Task to complete: Set down each entry from the block beneath, exactly as written.

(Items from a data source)
☆ ☆ ☆ ☆
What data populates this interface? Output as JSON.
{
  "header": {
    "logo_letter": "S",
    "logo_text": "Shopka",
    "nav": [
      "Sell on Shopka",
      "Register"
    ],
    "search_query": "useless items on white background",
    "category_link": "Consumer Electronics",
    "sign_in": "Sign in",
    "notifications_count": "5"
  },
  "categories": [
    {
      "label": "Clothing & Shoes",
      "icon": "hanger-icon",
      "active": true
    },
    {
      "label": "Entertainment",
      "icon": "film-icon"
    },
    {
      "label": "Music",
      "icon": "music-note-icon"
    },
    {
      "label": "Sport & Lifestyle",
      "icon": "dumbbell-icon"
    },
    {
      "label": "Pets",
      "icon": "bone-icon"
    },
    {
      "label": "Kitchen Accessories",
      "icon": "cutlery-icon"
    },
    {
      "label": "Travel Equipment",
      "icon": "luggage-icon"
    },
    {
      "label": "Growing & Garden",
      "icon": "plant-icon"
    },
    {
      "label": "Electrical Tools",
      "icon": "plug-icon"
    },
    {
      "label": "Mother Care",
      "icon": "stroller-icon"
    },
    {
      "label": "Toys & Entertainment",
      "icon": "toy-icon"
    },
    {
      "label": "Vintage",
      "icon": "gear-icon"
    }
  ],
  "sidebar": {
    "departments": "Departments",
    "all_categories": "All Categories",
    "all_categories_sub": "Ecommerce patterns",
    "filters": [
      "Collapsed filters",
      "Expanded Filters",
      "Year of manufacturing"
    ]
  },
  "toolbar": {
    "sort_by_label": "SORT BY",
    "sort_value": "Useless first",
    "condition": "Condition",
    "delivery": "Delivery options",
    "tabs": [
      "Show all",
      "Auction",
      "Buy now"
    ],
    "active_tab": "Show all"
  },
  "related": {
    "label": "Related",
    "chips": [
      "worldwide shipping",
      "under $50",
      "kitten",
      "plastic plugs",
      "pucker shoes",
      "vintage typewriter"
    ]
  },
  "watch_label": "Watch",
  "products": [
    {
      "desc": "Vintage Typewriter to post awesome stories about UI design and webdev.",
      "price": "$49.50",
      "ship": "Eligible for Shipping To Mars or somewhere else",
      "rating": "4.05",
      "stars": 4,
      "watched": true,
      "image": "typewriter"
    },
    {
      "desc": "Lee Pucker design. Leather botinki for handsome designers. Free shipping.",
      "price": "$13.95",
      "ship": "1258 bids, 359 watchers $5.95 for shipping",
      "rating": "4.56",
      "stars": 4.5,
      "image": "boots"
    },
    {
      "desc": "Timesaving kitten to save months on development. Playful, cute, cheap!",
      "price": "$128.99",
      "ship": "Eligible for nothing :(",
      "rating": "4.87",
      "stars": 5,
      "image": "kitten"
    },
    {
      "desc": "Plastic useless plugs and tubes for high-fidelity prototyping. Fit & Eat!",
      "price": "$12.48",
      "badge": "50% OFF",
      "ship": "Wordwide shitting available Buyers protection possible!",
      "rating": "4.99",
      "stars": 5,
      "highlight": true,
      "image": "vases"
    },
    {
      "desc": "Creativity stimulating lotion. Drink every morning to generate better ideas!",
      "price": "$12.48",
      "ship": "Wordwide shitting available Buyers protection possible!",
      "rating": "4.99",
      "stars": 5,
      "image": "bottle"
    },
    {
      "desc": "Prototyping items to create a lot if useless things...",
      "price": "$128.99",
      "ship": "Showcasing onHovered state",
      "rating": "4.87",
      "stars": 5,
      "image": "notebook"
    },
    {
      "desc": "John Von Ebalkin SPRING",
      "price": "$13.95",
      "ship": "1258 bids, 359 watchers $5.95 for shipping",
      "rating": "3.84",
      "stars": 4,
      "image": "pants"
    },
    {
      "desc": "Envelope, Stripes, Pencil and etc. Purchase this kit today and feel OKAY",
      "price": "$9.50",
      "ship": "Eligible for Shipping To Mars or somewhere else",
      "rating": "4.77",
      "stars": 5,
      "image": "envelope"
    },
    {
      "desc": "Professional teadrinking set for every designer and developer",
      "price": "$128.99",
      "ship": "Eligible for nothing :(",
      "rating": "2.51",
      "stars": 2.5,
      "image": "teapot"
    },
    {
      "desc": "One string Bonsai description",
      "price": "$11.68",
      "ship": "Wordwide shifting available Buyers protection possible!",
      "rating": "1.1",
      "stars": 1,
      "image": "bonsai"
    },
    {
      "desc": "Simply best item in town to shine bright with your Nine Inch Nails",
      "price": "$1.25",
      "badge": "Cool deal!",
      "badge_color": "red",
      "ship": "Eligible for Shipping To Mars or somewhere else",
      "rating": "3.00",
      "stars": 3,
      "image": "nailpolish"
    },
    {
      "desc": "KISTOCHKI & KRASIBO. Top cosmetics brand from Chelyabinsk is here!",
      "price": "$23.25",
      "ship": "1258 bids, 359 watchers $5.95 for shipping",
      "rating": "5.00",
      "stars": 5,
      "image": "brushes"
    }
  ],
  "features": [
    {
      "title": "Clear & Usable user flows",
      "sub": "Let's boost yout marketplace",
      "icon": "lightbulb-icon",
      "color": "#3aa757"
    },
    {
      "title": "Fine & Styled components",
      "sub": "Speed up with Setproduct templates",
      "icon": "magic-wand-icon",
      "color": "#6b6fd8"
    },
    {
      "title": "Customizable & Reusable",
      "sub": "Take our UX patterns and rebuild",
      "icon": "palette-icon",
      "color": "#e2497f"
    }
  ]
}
☆ ☆ ☆ ☆
Full solution:
What data populates this interface? Output as JSON.
{
  "header": {
    "logo_letter": "S",
    "logo_text": "Shopka",
    "nav": [
      "Sell on Shopka",
      "Register"
    ],
    "search_query": "useless items on white background",
    "category_link": "Consumer Electronics",
    "sign_in": "Sign in",
    "notifications_count": "5"
  },
  "categories": [
    {
      "label": "Clothing & Shoes",
      "icon": "hanger-icon",
      "active": true
    },
    {
      "label": "Entertainment",
      "icon": "film-icon"
    },
    {
      "label": "Music",
      "icon": "music-note-icon"
    },
    {
      "label": "Sport & Lifestyle",
      "icon": "dumbbell-icon"
    },
    {
      "label": "Pets",
      "icon": "bone-icon"
    },
    {
      "label": "Kitchen Accessories",
      "icon": "cutlery-icon"
    },
    {
      "label": "Travel Equipment",
      "icon": "luggage-icon"
    },
    {
      "label": "Growing & Garden",
      "icon": "plant-icon"
    },
    {
      "label": "Electrical Tools",
      "icon": "plug-icon"
    },
    {
      "label": "Mother Care",
      "icon": "stroller-icon"
    },
    {
      "label": "Toys & Entertainment",
      "icon": "toy-icon"
    },
    {
      "label": "Vintage",
      "icon": "gear-icon"
    }
  ],
  "sidebar": {
    "departments": "Departments",
    "all_categories": "All Categories",
    "all_categories_sub": "Ecommerce patterns",
    "filters": [
      "Collapsed filters",
      "Expanded Filters",
      "Year of manufacturing"
    ]
  },
  "toolbar": {
    "sort_by_label": "SORT BY",
    "sort_value": "Useless first",
    "condition": "Condition",
    "delivery": "Delivery options",
    "tabs": [
      "Show all",
      "Auction",
      "Buy now"
    ],
    "active_tab": "Show all"
  },
  "related": {
    "label": "Related",
    "chips": [
      "worldwide shipping",
      "under $50",
      "kitten",
      "plastic plugs",
      "pucker shoes",
      "vintage typewriter"
    ]
  },
  "watch_label": "Watch",
  "products": [
    {
      "desc": "Vintage Typewriter to post awesome stories about UI design and webdev.",
      "price": "$49.50",
      "ship": "Eligible for Shipping To Mars or somewhere else",
      "rating": "4.05",
      "stars": 4,
      "watched": true,
      "image": "typewriter"
    },
    {
      "desc": "Lee Pucker design. Leather botinki for handsome designers. Free shipping.",
      "price": "$13.95",
      "ship": "1258 bids, 359 watchers $5.95 for shipping",
      "rating": "4.56",
      "stars": 4.5,
      "image": "boots"
    },
    {
      "desc": "Timesaving kitten to save months on development. Playful, cute, cheap!",
      "price": "$128.99",
      "ship": "Eligible for nothing :(",
      "rating": "4.87",
      "stars": 5,
      "image": "kitten"
    },
    {
      "desc": "Plastic useless plugs and tubes for high-fidelity prototyping. Fit & Eat!",
      "price": "$12.48",
      "badge": "50% OFF",
      "ship": "Wordwide shitting available Buyers protection possible!",
      "rating": "4.99",
      "stars": 5,
      "highlight": true,
      "image": "vases"
    },
    {
      "desc": "Creativity stimulating lotion. Drink every morning to generate better ideas!",
      "price": "$12.48",
      "ship": "Wordwide shitting available Buyers protection possible!",
      "rating": "4.99",
      "stars": 5,
      "image": "bottle"
    },
    {
      "desc": "Prototyping items to create a lot if useless things...",
      "price": "$128.99",
      "ship": "Showcasing onHovered state",
      "rating": "4.87",
      "stars": 5,
      "image": "notebook"
    },
    {
      "desc": "John Von Ebalkin SPRING",
      "price": "$13.95",
      "ship": "1258 bids, 359 watchers $5.95 for shipping",
      "rating": "3.84",
      "stars": 4,
      "image": "pants"
    },
    {
      "desc": "Envelope, Stripes, Pencil and etc. Purchase this kit today and feel OKAY",
      "price": "$9.50",
      "ship": "Eligible for Shipping To Mars or somewhere else",
      "rating": "4.77",
      "stars": 5,
      "image": "envelope"
    },
    {
      "desc": "Professional teadrinking set for every designer and developer",
      "price": "$128.99",
      "ship": "Eligible for nothing :(",
      "rating": "2.51",
      "stars": 2.5,
      "image": "teapot"
    },
    {
      "desc": "One string Bonsai description",
      "price": "$11.68",
      "ship": "Wordwide shifting available Buyers protection possible!",
      "rating": "1.1",
      "stars": 1,
      "image": "bonsai"
    },
    {
      "desc": "Simply best item in town to shine bright with your Nine Inch Nails",
      "price": "$1.25",
      "badge": "Cool deal!",
      "badge_color": "red",
      "ship": "Eligible for Shipping To Mars or somewhere else",
      "rating": "3.00",
      "stars": 3,
      "image": "nailpolish"
    },
    {
      "desc": "KISTOCHKI & KRASIBO. Top cosmetics brand from Chelyabinsk is here!",
      "price": "$23.25",
      "ship": "1258 bids, 359 watchers $5.95 for shipping",
      "rating": "5.00",
      "stars": 5,
      "image": "brushes"
    }
  ],
  "features": [
    {
      "title": "Clear & Usable user flows",
      "sub": "Let's boost yout marketplace",
      "icon": "lightbulb-icon",
      "color": "#3aa757"
    },
    {
      "title": "Fine & Styled components",
      "sub": "Speed up with Setproduct templates",
      "icon": "magic-wand-icon",
      "color": "#6b6fd8"
    },
    {
      "title": "Customizable & Reusable",
      "sub": "Take our UX patterns and rebuild",
      "icon": "palette-icon",
      "color": "#e2497f"
    }
  ]
}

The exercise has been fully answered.